(Rows from a layout dataset)
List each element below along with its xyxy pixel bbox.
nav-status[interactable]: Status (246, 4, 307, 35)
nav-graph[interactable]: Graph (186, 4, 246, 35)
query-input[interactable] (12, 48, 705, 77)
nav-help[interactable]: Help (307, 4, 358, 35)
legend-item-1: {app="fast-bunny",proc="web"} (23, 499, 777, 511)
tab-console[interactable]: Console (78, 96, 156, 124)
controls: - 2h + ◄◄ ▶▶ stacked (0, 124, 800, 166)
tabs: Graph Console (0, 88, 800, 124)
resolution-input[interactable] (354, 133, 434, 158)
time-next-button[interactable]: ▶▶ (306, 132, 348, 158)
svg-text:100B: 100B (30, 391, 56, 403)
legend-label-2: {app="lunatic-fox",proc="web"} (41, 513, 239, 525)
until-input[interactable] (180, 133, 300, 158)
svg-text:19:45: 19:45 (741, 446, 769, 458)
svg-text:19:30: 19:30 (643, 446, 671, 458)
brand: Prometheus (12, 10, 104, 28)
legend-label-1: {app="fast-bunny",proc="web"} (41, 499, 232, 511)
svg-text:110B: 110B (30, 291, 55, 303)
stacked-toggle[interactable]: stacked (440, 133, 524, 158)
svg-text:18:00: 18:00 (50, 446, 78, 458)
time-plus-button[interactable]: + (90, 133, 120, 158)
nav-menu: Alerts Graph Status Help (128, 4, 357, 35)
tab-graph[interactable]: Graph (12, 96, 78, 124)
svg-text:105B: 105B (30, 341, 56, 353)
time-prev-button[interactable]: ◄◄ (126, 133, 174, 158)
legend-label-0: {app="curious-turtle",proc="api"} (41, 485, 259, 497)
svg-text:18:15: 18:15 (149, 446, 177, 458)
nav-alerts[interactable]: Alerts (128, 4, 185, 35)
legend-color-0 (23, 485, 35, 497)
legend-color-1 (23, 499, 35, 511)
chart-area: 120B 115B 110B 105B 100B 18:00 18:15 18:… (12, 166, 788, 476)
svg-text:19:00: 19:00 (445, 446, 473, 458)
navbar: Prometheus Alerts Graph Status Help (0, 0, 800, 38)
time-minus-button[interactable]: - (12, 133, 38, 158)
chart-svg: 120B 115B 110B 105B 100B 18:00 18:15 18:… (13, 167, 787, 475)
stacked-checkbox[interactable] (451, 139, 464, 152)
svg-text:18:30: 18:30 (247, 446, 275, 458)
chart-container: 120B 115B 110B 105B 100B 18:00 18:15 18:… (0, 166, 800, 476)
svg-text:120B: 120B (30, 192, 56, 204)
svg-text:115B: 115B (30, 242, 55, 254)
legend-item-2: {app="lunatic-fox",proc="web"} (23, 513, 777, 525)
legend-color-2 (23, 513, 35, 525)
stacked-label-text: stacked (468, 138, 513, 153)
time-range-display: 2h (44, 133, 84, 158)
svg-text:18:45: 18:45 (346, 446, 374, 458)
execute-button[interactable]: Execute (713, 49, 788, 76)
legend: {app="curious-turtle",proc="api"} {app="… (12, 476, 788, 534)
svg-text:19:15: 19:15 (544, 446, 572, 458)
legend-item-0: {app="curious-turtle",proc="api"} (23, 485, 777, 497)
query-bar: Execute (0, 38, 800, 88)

--- What needs to be done ---
Identify every line in the items above that contains the word "Status", and copy each one in full. Treat case as significant, so only matches with the same capitalization count.

--- Exercise response ---
nav-status[interactable]: Status (246, 4, 307, 35)
nav-menu: Alerts Graph Status Help (128, 4, 357, 35)
navbar: Prometheus Alerts Graph Status Help (0, 0, 800, 38)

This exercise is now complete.